#### WHAT IS NEEDED
State how many lines hold the string "responsible". Give the number and nothing else.

━━ PROVIDED DATA

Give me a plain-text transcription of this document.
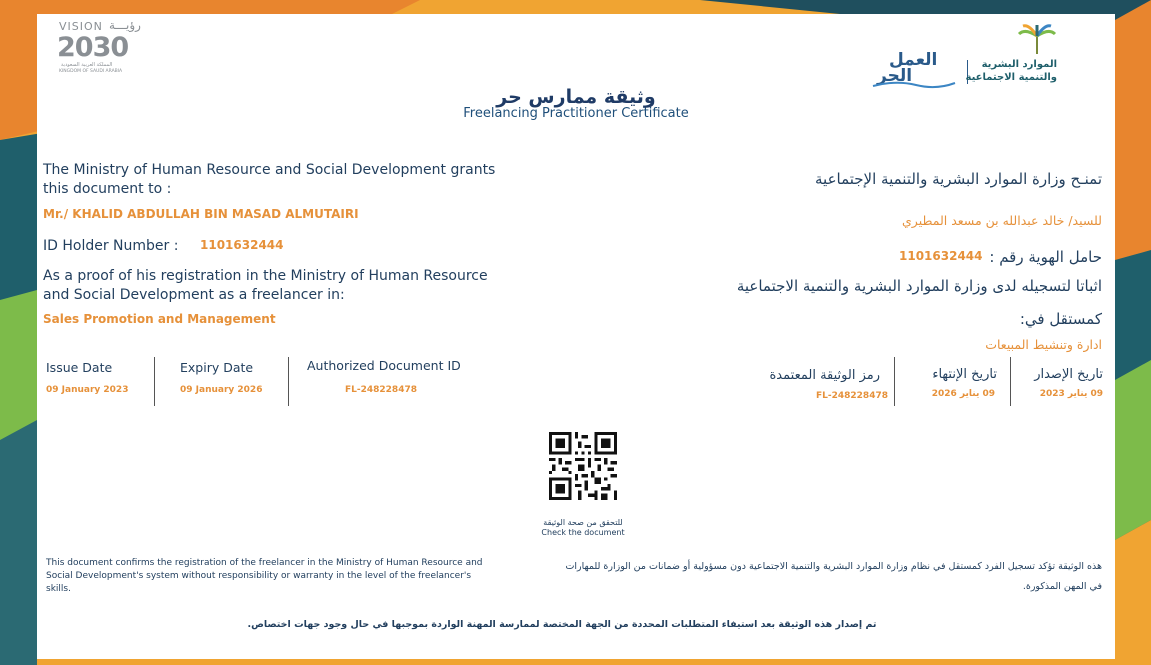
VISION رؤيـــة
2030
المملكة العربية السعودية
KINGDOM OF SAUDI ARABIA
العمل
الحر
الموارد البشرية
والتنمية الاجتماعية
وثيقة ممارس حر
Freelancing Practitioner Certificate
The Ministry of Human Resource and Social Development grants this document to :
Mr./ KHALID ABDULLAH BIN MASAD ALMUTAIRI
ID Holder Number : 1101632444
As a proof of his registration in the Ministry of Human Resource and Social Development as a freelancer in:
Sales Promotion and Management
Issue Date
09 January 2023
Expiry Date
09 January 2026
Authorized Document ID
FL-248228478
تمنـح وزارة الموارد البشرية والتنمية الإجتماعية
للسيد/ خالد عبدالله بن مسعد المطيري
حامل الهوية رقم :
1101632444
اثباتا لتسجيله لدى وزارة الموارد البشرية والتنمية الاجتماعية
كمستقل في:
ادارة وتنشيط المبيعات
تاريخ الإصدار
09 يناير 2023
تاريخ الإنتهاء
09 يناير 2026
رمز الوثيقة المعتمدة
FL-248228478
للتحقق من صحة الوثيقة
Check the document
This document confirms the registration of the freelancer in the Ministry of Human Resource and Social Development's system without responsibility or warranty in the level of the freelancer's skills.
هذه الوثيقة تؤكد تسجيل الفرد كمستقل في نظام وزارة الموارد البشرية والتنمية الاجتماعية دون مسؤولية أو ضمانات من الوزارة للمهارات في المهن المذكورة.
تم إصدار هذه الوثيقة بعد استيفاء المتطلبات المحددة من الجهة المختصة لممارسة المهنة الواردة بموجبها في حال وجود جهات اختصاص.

━━━━
━━ PROVIDED DATA

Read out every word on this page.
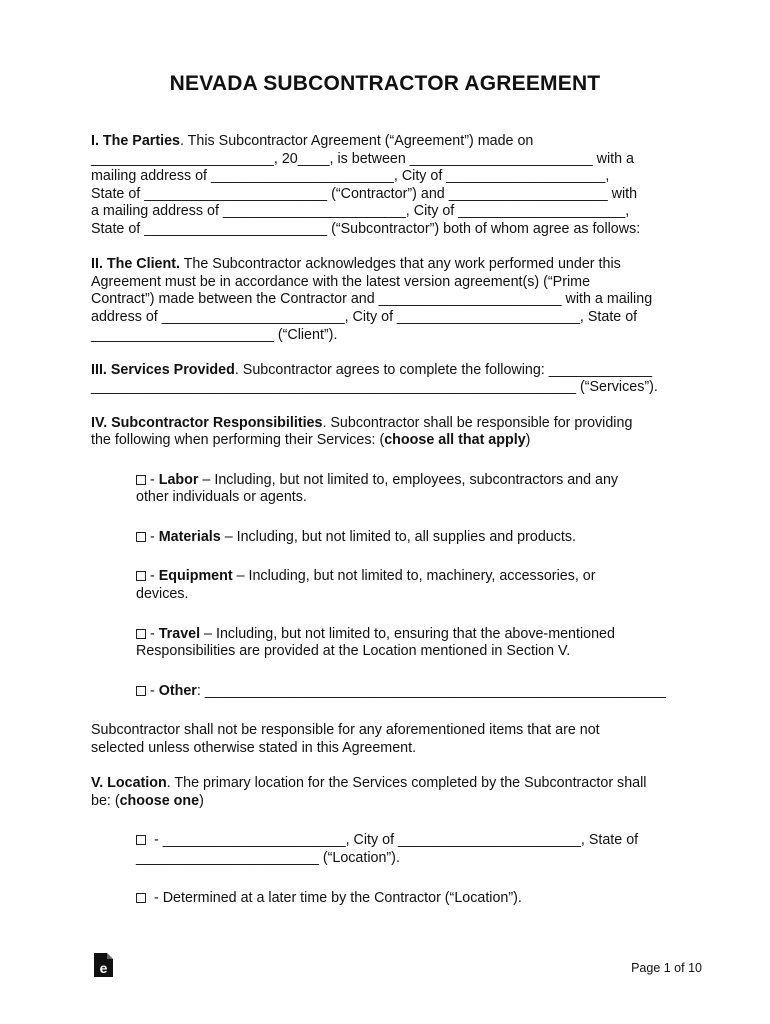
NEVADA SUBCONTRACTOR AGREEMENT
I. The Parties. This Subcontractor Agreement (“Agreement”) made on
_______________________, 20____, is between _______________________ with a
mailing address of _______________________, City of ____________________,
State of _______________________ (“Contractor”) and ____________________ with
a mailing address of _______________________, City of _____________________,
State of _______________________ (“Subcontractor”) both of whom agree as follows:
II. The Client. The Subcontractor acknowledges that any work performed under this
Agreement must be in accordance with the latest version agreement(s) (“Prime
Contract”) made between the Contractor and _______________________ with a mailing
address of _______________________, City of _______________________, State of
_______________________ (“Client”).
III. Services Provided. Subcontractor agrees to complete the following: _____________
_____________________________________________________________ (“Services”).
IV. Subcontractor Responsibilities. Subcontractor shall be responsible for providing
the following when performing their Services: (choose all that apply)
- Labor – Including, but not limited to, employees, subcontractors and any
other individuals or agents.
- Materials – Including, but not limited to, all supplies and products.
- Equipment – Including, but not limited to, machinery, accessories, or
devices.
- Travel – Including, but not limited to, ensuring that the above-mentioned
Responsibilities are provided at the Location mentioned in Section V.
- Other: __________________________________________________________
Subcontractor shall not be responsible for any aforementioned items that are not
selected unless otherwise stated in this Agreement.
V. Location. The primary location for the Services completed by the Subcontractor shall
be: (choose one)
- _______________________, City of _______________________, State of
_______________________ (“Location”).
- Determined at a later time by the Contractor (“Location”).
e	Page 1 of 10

━━━━

#### WRITTEN RESPONSE
2